Set exercise -> Print the listing below exactly.
-- Begin Stored records --
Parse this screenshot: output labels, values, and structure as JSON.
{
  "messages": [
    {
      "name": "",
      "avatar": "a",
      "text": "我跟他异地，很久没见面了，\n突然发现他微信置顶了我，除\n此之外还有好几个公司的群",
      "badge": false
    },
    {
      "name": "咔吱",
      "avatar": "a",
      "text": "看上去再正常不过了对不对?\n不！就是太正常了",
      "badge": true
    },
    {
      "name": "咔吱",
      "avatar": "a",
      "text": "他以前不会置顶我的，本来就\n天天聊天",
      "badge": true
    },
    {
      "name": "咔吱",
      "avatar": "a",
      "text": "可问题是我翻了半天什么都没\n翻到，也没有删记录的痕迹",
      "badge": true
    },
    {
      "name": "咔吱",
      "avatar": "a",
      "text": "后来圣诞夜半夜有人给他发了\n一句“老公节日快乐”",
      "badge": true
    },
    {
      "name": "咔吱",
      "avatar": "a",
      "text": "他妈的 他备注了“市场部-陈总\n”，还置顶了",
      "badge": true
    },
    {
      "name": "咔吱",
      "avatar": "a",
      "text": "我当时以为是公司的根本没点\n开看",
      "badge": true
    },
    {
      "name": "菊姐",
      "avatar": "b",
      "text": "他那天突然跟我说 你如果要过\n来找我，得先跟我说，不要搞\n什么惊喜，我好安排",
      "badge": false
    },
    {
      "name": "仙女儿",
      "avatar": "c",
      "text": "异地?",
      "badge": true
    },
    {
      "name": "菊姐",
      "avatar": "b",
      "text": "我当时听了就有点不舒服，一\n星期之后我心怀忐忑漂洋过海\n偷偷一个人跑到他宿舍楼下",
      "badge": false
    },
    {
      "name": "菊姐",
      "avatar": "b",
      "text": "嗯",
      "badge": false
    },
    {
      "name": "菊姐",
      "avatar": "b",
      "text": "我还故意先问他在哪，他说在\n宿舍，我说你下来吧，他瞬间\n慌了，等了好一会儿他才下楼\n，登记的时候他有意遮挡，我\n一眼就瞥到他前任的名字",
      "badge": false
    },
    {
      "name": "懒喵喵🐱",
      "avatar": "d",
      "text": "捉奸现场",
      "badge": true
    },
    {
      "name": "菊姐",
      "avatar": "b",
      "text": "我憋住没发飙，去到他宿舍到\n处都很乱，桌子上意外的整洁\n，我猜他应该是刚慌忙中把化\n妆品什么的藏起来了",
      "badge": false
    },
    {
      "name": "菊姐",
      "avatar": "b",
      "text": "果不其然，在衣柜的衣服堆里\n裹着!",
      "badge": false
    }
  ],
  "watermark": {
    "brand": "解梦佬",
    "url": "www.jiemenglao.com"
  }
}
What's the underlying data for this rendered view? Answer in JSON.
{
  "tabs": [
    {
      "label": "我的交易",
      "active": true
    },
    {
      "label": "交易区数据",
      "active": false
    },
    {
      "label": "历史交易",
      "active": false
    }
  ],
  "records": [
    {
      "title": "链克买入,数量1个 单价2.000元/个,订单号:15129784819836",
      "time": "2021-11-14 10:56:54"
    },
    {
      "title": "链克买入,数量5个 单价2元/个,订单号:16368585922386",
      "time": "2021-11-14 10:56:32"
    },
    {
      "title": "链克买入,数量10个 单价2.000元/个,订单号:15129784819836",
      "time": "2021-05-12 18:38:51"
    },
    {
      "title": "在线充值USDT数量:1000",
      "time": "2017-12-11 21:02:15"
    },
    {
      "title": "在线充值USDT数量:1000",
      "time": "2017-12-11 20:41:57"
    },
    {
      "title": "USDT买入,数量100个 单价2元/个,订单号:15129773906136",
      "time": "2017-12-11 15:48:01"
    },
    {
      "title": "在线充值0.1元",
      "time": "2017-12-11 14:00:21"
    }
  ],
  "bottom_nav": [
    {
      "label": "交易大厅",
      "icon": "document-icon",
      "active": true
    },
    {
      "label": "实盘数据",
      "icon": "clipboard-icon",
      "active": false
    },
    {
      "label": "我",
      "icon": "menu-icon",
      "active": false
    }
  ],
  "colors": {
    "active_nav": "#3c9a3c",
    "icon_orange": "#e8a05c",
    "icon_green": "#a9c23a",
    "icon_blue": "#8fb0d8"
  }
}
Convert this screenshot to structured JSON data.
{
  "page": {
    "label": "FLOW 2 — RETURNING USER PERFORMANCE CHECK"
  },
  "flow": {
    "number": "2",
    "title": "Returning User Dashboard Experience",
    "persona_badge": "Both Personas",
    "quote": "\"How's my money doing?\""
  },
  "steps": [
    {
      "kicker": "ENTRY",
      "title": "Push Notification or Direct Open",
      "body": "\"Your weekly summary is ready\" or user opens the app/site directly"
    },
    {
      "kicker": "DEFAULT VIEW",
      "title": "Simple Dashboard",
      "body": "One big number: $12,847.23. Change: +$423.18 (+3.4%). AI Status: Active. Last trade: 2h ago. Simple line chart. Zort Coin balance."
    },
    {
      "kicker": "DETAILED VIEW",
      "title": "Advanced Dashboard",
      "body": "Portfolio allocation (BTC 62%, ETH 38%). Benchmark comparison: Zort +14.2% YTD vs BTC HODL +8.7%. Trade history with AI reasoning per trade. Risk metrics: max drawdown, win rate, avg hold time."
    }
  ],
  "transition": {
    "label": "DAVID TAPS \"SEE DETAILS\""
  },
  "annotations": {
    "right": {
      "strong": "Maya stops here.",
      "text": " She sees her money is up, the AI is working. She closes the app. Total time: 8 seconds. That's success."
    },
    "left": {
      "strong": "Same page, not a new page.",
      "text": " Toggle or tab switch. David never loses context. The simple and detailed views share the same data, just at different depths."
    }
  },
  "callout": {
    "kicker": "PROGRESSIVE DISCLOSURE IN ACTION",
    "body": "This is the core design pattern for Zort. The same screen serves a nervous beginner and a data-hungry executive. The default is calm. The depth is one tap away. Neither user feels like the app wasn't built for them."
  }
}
-- End Stored records --
Complete response ->
Parse this screenshot: output labels, values, and structure as JSON.
{
  "messages": [
    {
      "name": "",
      "avatar": "a",
      "text": "我跟他异地，很久没见面了，\n突然发现他微信置顶了我，除\n此之外还有好几个公司的群",
      "badge": false
    },
    {
      "name": "咔吱",
      "avatar": "a",
      "text": "看上去再正常不过了对不对?\n不！就是太正常了",
      "badge": true
    },
    {
      "name": "咔吱",
      "avatar": "a",
      "text": "他以前不会置顶我的，本来就\n天天聊天",
      "badge": true
    },
    {
      "name": "咔吱",
      "avatar": "a",
      "text": "可问题是我翻了半天什么都没\n翻到，也没有删记录的痕迹",
      "badge": true
    },
    {
      "name": "咔吱",
      "avatar": "a",
      "text": "后来圣诞夜半夜有人给他发了\n一句“老公节日快乐”",
      "badge": true
    },
    {
      "name": "咔吱",
      "avatar": "a",
      "text": "他妈的 他备注了“市场部-陈总\n”，还置顶了",
      "badge": true
    },
    {
      "name": "咔吱",
      "avatar": "a",
      "text": "我当时以为是公司的根本没点\n开看",
      "badge": true
    },
    {
      "name": "菊姐",
      "avatar": "b",
      "text": "他那天突然跟我说 你如果要过\n来找我，得先跟我说，不要搞\n什么惊喜，我好安排",
      "badge": false
    },
    {
      "name": "仙女儿",
      "avatar": "c",
      "text": "异地?",
      "badge": true
    },
    {
      "name": "菊姐",
      "avatar": "b",
      "text": "我当时听了就有点不舒服，一\n星期之后我心怀忐忑漂洋过海\n偷偷一个人跑到他宿舍楼下",
      "badge": false
    },
    {
      "name": "菊姐",
      "avatar": "b",
      "text": "嗯",
      "badge": false
    },
    {
      "name": "菊姐",
      "avatar": "b",
      "text": "我还故意先问他在哪，他说在\n宿舍，我说你下来吧，他瞬间\n慌了，等了好一会儿他才下楼\n，登记的时候他有意遮挡，我\n一眼就瞥到他前任的名字",
      "badge": false
    },
    {
      "name": "懒喵喵🐱",
      "avatar": "d",
      "text": "捉奸现场",
      "badge": true
    },
    {
      "name": "菊姐",
      "avatar": "b",
      "text": "我憋住没发飙，去到他宿舍到\n处都很乱，桌子上意外的整洁\n，我猜他应该是刚慌忙中把化\n妆品什么的藏起来了",
      "badge": false
    },
    {
      "name": "菊姐",
      "avatar": "b",
      "text": "果不其然，在衣柜的衣服堆里\n裹着!",
      "badge": false
    }
  ],
  "watermark": {
    "brand": "解梦佬",
    "url": "www.jiemenglao.com"
  }
}
What's the underlying data for this rendered view? Answer in JSON.
{
  "tabs": [
    {
      "label": "我的交易",
      "active": true
    },
    {
      "label": "交易区数据",
      "active": false
    },
    {
      "label": "历史交易",
      "active": false
    }
  ],
  "records": [
    {
      "title": "链克买入,数量1个 单价2.000元/个,订单号:15129784819836",
      "time": "2021-11-14 10:56:54"
    },
    {
      "title": "链克买入,数量5个 单价2元/个,订单号:16368585922386",
      "time": "2021-11-14 10:56:32"
    },
    {
      "title": "链克买入,数量10个 单价2.000元/个,订单号:15129784819836",
      "time": "2021-05-12 18:38:51"
    },
    {
      "title": "在线充值USDT数量:1000",
      "time": "2017-12-11 21:02:15"
    },
    {
      "title": "在线充值USDT数量:1000",
      "time": "2017-12-11 20:41:57"
    },
    {
      "title": "USDT买入,数量100个 单价2元/个,订单号:15129773906136",
      "time": "2017-12-11 15:48:01"
    },
    {
      "title": "在线充值0.1元",
      "time": "2017-12-11 14:00:21"
    }
  ],
  "bottom_nav": [
    {
      "label": "交易大厅",
      "icon": "document-icon",
      "active": true
    },
    {
      "label": "实盘数据",
      "icon": "clipboard-icon",
      "active": false
    },
    {
      "label": "我",
      "icon": "menu-icon",
      "active": false
    }
  ],
  "colors": {
    "active_nav": "#3c9a3c",
    "icon_orange": "#e8a05c",
    "icon_green": "#a9c23a",
    "icon_blue": "#8fb0d8"
  }
}
Convert this screenshot to structured JSON data.
{
  "page": {
    "label": "FLOW 2 — RETURNING USER PERFORMANCE CHECK"
  },
  "flow": {
    "number": "2",
    "title": "Returning User Dashboard Experience",
    "persona_badge": "Both Personas",
    "quote": "\"How's my money doing?\""
  },
  "steps": [
    {
      "kicker": "ENTRY",
      "title": "Push Notification or Direct Open",
      "body": "\"Your weekly summary is ready\" or user opens the app/site directly"
    },
    {
      "kicker": "DEFAULT VIEW",
      "title": "Simple Dashboard",
      "body": "One big number: $12,847.23. Change: +$423.18 (+3.4%). AI Status: Active. Last trade: 2h ago. Simple line chart. Zort Coin balance."
    },
    {
      "kicker": "DETAILED VIEW",
      "title": "Advanced Dashboard",
      "body": "Portfolio allocation (BTC 62%, ETH 38%). Benchmark comparison: Zort +14.2% YTD vs BTC HODL +8.7%. Trade history with AI reasoning per trade. Risk metrics: max drawdown, win rate, avg hold time."
    }
  ],
  "transition": {
    "label": "DAVID TAPS \"SEE DETAILS\""
  },
  "annotations": {
    "right": {
      "strong": "Maya stops here.",
      "text": " She sees her money is up, the AI is working. She closes the app. Total time: 8 seconds. That's success."
    },
    "left": {
      "strong": "Same page, not a new page.",
      "text": " Toggle or tab switch. David never loses context. The simple and detailed views share the same data, just at different depths."
    }
  },
  "callout": {
    "kicker": "PROGRESSIVE DISCLOSURE IN ACTION",
    "body": "This is the core design pattern for Zort. The same screen serves a nervous beginner and a data-hungry executive. The default is calm. The depth is one tap away. Neither user feels like the app wasn't built for them."
  }
}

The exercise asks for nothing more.